## What you will do:
Retype each line exactly. Skip images.

(Saved data entries)
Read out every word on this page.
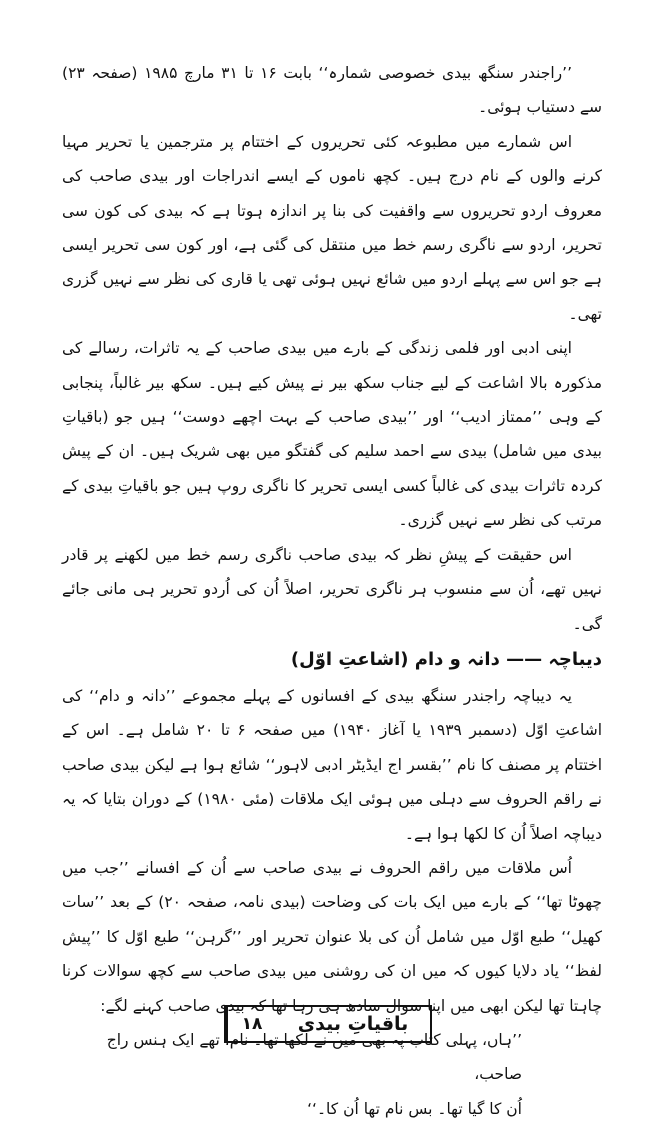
’’راجندر سنگھ بیدی خصوصی شمارہ‘‘ بابت ۱۶ تا ۳۱ مارچ ۱۹۸۵ (صفحہ ۲۳) سے دستیاب ہوئی۔

اس شمارے میں مطبوعہ کئی تحریروں کے اختتام پر مترجمین یا تحریر مہیا کرنے والوں کے نام درج ہیں۔ کچھ ناموں کے ایسے اندراجات اور بیدی صاحب کی معروف اردو تحریروں سے واقفیت کی بنا پر اندازہ ہوتا ہے کہ بیدی کی کون سی تحریر، اردو سے ناگری رسم خط میں منتقل کی گئی ہے، اور کون سی تحریر ایسی ہے جو اس سے پہلے اردو میں شائع نہیں ہوئی تھی یا قاری کی نظر سے نہیں گزری تھی۔

اپنی ادبی اور فلمی زندگی کے بارے میں بیدی صاحب کے یہ تاثرات، رسالے کی مذکورہ بالا اشاعت کے لیے جناب سکھ بیر نے پیش کیے ہیں۔ سکھ بیر غالباً، پنجابی کے وہی ’’ممتاز ادیب‘‘ اور ’’بیدی صاحب کے بہت اچھے دوست‘‘ ہیں جو (باقیاتِ بیدی میں شامل) بیدی سے احمد سلیم کی گفتگو میں بھی شریک ہیں۔ ان کے پیش کردہ تاثرات بیدی کی غالباً کسی ایسی تحریر کا ناگری روپ ہیں جو باقیاتِ بیدی کے مرتب کی نظر سے نہیں گزری۔

اس حقیقت کے پیشِ نظر کہ بیدی صاحب ناگری رسم خط میں لکھنے پر قادر نہیں تھے، اُن سے منسوب ہر ناگری تحریر، اصلاً اُن کی اُردو تحریر ہی مانی جائے گی۔

دیباچہ —— دانہ و دام (اشاعتِ اوّل)

یہ دیباچہ راجندر سنگھ بیدی کے افسانوں کے پہلے مجموعے ’’دانہ و دام‘‘ کی اشاعتِ اوّل (دسمبر ۱۹۳۹ یا آغاز ۱۹۴۰) میں صفحہ ۶ تا ۲۰ شامل ہے۔ اس کے اختتام پر مصنف کا نام ’’بقسر اج ایڈیٹر ادبی لاہور‘‘ شائع ہوا ہے لیکن بیدی صاحب نے راقم الحروف سے دہلی میں ہوئی ایک ملاقات (مئی ۱۹۸۰) کے دوران بتایا کہ یہ دیباچہ اصلاً اُن کا لکھا ہوا ہے۔

اُس ملاقات میں راقم الحروف نے بیدی صاحب سے اُن کے افسانے ’’جب میں چھوٹا تھا‘‘ کے بارے میں ایک بات کی وضاحت (بیدی نامہ، صفحہ ۲۰) کے بعد ’’سات کھیل‘‘ طبع اوّل میں شامل اُن کی بلا عنوان تحریر اور ’’گرہن‘‘ طبع اوّل کا ’’پیش لفظ‘‘ یاد دلایا کیوں کہ میں ان کی روشنی میں بیدی صاحب سے کچھ سوالات کرنا چاہتا تھا لیکن ابھی میں اپنا سوال سادھ ہی رہا تھا کہ بیدی صاحب کہنے لگے:

’’ہاں، پہلی کتاب پہ بھی میں نے لکھا تھا۔ نام، تھے ایک ہنس راج صاحب،
اُن کا گیا تھا۔ بس نام تھا اُن کا۔‘‘

۱۸	باقیاتِ بیدی
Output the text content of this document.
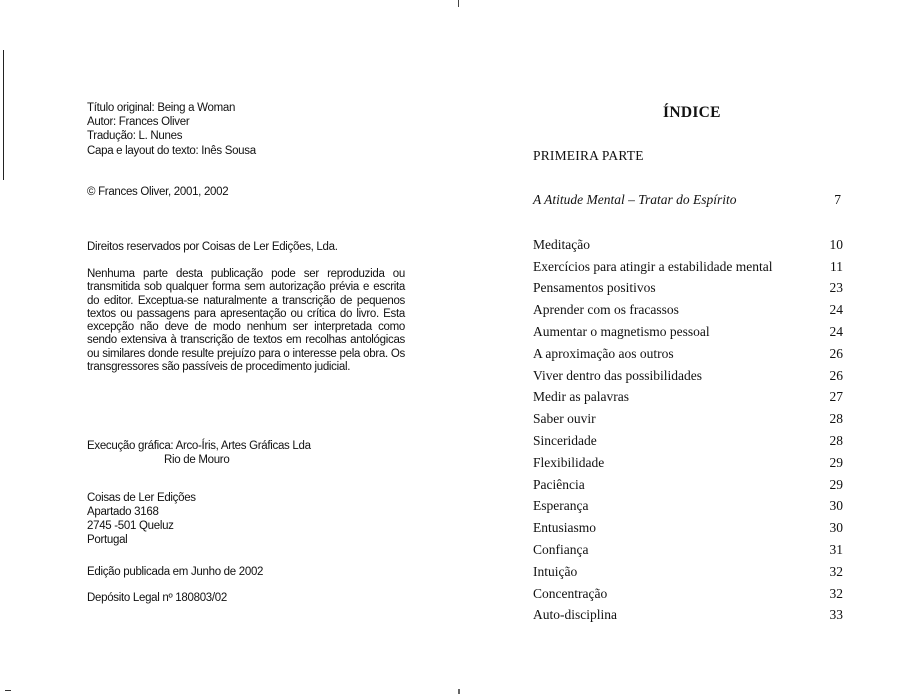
Título original: Being a Woman
Autor: Frances Oliver
Tradução: L. Nunes
Capa e layout do texto: Inês Sousa
© Frances Oliver, 2001, 2002
Direitos reservados por Coisas de Ler Edições, Lda.
Nenhuma parte desta publicação pode ser reproduzida ou transmitida sob qualquer forma sem autorização prévia e escrita do editor. Exceptua-se naturalmente a transcrição de pequenos textos ou passagens para apresentação ou crítica do livro. Esta excepção não deve de modo nenhum ser interpretada como sendo extensiva à transcrição de textos em recolhas antológicas ou similares donde resulte prejuízo para o interesse pela obra. Os transgressores são passíveis de procedimento judicial.
Execução gráfica: Arco-Íris, Artes Gráficas Lda
Rio de Mouro
Coisas de Ler Edições
Apartado 3168
2745 -501 Queluz
Portugal
Edição publicada em Junho de 2002
Depósito Legal nº 180803/02
ÍNDICE
PRIMEIRA PARTE
A Atitude Mental – Tratar do Espírito	7
Meditação	10
Exercícios para atingir a estabilidade mental	11
Pensamentos positivos	23
Aprender com os fracassos	24
Aumentar o magnetismo pessoal	24
A aproximação aos outros	26
Viver dentro das possibilidades	26
Medir as palavras	27
Saber ouvir	28
Sinceridade	28
Flexibilidade	29
Paciência	29
Esperança	30
Entusiasmo	30
Confiança	31
Intuição	32
Concentração	32
Auto-disciplina	33
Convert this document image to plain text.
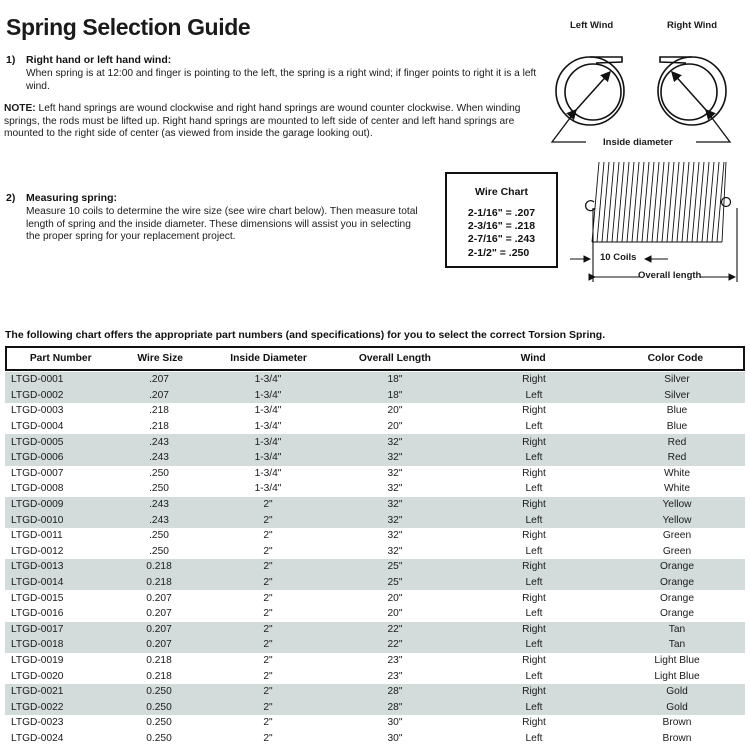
Spring Selection Guide
1)	Right hand or left hand wind:
When spring is at 12:00 and finger is pointing to the left, the spring is a right wind; if finger points to right it is a left wind.
NOTE: Left hand springs are wound clockwise and right hand springs are wound counter clockwise. When winding springs, the rods must be lifted up. Right hand springs are mounted to left side of center and left hand springs are mounted to the right side of center (as viewed from inside the garage looking out).
2)	Measuring spring:
Measure 10 coils to determine the wire size (see wire chart below). Then measure total length of spring and the inside diameter. These dimensions will assist you in selecting the proper spring for your replacement project.
Wire Chart
2-1/16" = .207
2-3/16" = .218
2-7/16" = .243
2-1/2" = .250
Left Wind	Right Wind
Inside diameter
10 Coils
Overall length
The following chart offers the appropriate part numbers (and specifications) for you to select the correct Torsion Spring.
Part Number	Wire Size	Inside Diameter	Overall Length	Wind	Color Code
LTGD-0001	.207	1-3/4"	18"	Right	Silver
LTGD-0002	.207	1-3/4"	18"	Left	Silver
LTGD-0003	.218	1-3/4"	20"	Right	Blue
LTGD-0004	.218	1-3/4"	20"	Left	Blue
LTGD-0005	.243	1-3/4"	32"	Right	Red
LTGD-0006	.243	1-3/4"	32"	Left	Red
LTGD-0007	.250	1-3/4"	32"	Right	White
LTGD-0008	.250	1-3/4"	32"	Left	White
LTGD-0009	.243	2"	32"	Right	Yellow
LTGD-0010	.243	2"	32"	Left	Yellow
LTGD-0011	.250	2"	32"	Right	Green
LTGD-0012	.250	2"	32"	Left	Green
LTGD-0013	0.218	2"	25"	Right	Orange
LTGD-0014	0.218	2"	25"	Left	Orange
LTGD-0015	0.207	2"	20"	Right	Orange
LTGD-0016	0.207	2"	20"	Left	Orange
LTGD-0017	0.207	2"	22"	Right	Tan
LTGD-0018	0.207	2"	22"	Left	Tan
LTGD-0019	0.218	2"	23"	Right	Light Blue
LTGD-0020	0.218	2"	23"	Left	Light Blue
LTGD-0021	0.250	2"	28"	Right	Gold
LTGD-0022	0.250	2"	28"	Left	Gold
LTGD-0023	0.250	2"	30"	Right	Brown
LTGD-0024	0.250	2"	30"	Left	Brown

## Output below:
Read out every word on this page.
’’راجندر سنگھ بیدی خصوصی شمارہ‘‘ بابت ۱۶ تا ۳۱ مارچ ۱۹۸۵ (صفحہ ۲۳) سے دستیاب ہوئی۔

اس شمارے میں مطبوعہ کئی تحریروں کے اختتام پر مترجمین یا تحریر مہیا کرنے والوں کے نام درج ہیں۔ کچھ ناموں کے ایسے اندراجات اور بیدی صاحب کی معروف اردو تحریروں سے واقفیت کی بنا پر اندازہ ہوتا ہے کہ بیدی کی کون سی تحریر، اردو سے ناگری رسم خط میں منتقل کی گئی ہے، اور کون سی تحریر ایسی ہے جو اس سے پہلے اردو میں شائع نہیں ہوئی تھی یا قاری کی نظر سے نہیں گزری تھی۔

اپنی ادبی اور فلمی زندگی کے بارے میں بیدی صاحب کے یہ تاثرات، رسالے کی مذکورہ بالا اشاعت کے لیے جناب سکھ بیر نے پیش کیے ہیں۔ سکھ بیر غالباً، پنجابی کے وہی ’’ممتاز ادیب‘‘ اور ’’بیدی صاحب کے بہت اچھے دوست‘‘ ہیں جو (باقیاتِ بیدی میں شامل) بیدی سے احمد سلیم کی گفتگو میں بھی شریک ہیں۔ ان کے پیش کردہ تاثرات بیدی کی غالباً کسی ایسی تحریر کا ناگری روپ ہیں جو باقیاتِ بیدی کے مرتب کی نظر سے نہیں گزری۔

اس حقیقت کے پیشِ نظر کہ بیدی صاحب ناگری رسم خط میں لکھنے پر قادر نہیں تھے، اُن سے منسوب ہر ناگری تحریر، اصلاً اُن کی اُردو تحریر ہی مانی جائے گی۔

دیباچہ —— دانہ و دام (اشاعتِ اوّل)

یہ دیباچہ راجندر سنگھ بیدی کے افسانوں کے پہلے مجموعے ’’دانہ و دام‘‘ کی اشاعتِ اوّل (دسمبر ۱۹۳۹ یا آغاز ۱۹۴۰) میں صفحہ ۶ تا ۲۰ شامل ہے۔ اس کے اختتام پر مصنف کا نام ’’بقسر اج ایڈیٹر ادبی لاہور‘‘ شائع ہوا ہے لیکن بیدی صاحب نے راقم الحروف سے دہلی میں ہوئی ایک ملاقات (مئی ۱۹۸۰) کے دوران بتایا کہ یہ دیباچہ اصلاً اُن کا لکھا ہوا ہے۔

اُس ملاقات میں راقم الحروف نے بیدی صاحب سے اُن کے افسانے ’’جب میں چھوٹا تھا‘‘ کے بارے میں ایک بات کی وضاحت (بیدی نامہ، صفحہ ۲۰) کے بعد ’’سات کھیل‘‘ طبع اوّل میں شامل اُن کی بلا عنوان تحریر اور ’’گرہن‘‘ طبع اوّل کا ’’پیش لفظ‘‘ یاد دلایا کیوں کہ میں ان کی روشنی میں بیدی صاحب سے کچھ سوالات کرنا چاہتا تھا لیکن ابھی میں اپنا سوال سادھ ہی رہا تھا کہ بیدی صاحب کہنے لگے:

’’ہاں، پہلی کتاب پہ بھی میں نے لکھا تھا۔ نام، تھے ایک ہنس راج صاحب،
اُن کا گیا تھا۔ بس نام تھا اُن کا۔‘‘

۱۸	باقیاتِ بیدی
Output the text content of this document.
Título original: Being a Woman
Autor: Frances Oliver
Tradução: L. Nunes
Capa e layout do texto: Inês Sousa
© Frances Oliver, 2001, 2002
Direitos reservados por Coisas de Ler Edições, Lda.
Nenhuma parte desta publicação pode ser reproduzida ou transmitida sob qualquer forma sem autorização prévia e escrita do editor. Exceptua-se naturalmente a transcrição de pequenos textos ou passagens para apresentação ou crítica do livro. Esta excepção não deve de modo nenhum ser interpretada como sendo extensiva à transcrição de textos em recolhas antológicas ou similares donde resulte prejuízo para o interesse pela obra. Os transgressores são passíveis de procedimento judicial.
Execução gráfica: Arco-Íris, Artes Gráficas Lda
Rio de Mouro
Coisas de Ler Edições
Apartado 3168
2745 -501 Queluz
Portugal
Edição publicada em Junho de 2002
Depósito Legal nº 180803/02
ÍNDICE
PRIMEIRA PARTE
A Atitude Mental – Tratar do Espírito	7
Meditação	10
Exercícios para atingir a estabilidade mental	11
Pensamentos positivos	23
Aprender com os fracassos	24
Aumentar o magnetismo pessoal	24
A aproximação aos outros	26
Viver dentro das possibilidades	26
Medir as palavras	27
Saber ouvir	28
Sinceridade	28
Flexibilidade	29
Paciência	29
Esperança	30
Entusiasmo	30
Confiança	31
Intuição	32
Concentração	32
Auto-disciplina	33
Convert this document image to plain text.
Spring Selection Guide
1)	Right hand or left hand wind:
When spring is at 12:00 and finger is pointing to the left, the spring is a right wind; if finger points to right it is a left wind.
NOTE: Left hand springs are wound clockwise and right hand springs are wound counter clockwise. When winding springs, the rods must be lifted up. Right hand springs are mounted to left side of center and left hand springs are mounted to the right side of center (as viewed from inside the garage looking out).
2)	Measuring spring:
Measure 10 coils to determine the wire size (see wire chart below). Then measure total length of spring and the inside diameter. These dimensions will assist you in selecting the proper spring for your replacement project.
Wire Chart
2-1/16" = .207
2-3/16" = .218
2-7/16" = .243
2-1/2" = .250
Left Wind	Right Wind
Inside diameter
10 Coils
Overall length
The following chart offers the appropriate part numbers (and specifications) for you to select the correct Torsion Spring.
Part Number	Wire Size	Inside Diameter	Overall Length	Wind	Color Code
LTGD-0001	.207	1-3/4"	18"	Right	Silver
LTGD-0002	.207	1-3/4"	18"	Left	Silver
LTGD-0003	.218	1-3/4"	20"	Right	Blue
LTGD-0004	.218	1-3/4"	20"	Left	Blue
LTGD-0005	.243	1-3/4"	32"	Right	Red
LTGD-0006	.243	1-3/4"	32"	Left	Red
LTGD-0007	.250	1-3/4"	32"	Right	White
LTGD-0008	.250	1-3/4"	32"	Left	White
LTGD-0009	.243	2"	32"	Right	Yellow
LTGD-0010	.243	2"	32"	Left	Yellow
LTGD-0011	.250	2"	32"	Right	Green
LTGD-0012	.250	2"	32"	Left	Green
LTGD-0013	0.218	2"	25"	Right	Orange
LTGD-0014	0.218	2"	25"	Left	Orange
LTGD-0015	0.207	2"	20"	Right	Orange
LTGD-0016	0.207	2"	20"	Left	Orange
LTGD-0017	0.207	2"	22"	Right	Tan
LTGD-0018	0.207	2"	22"	Left	Tan
LTGD-0019	0.218	2"	23"	Right	Light Blue
LTGD-0020	0.218	2"	23"	Left	Light Blue
LTGD-0021	0.250	2"	28"	Right	Gold
LTGD-0022	0.250	2"	28"	Left	Gold
LTGD-0023	0.250	2"	30"	Right	Brown
LTGD-0024	0.250	2"	30"	Left	Brown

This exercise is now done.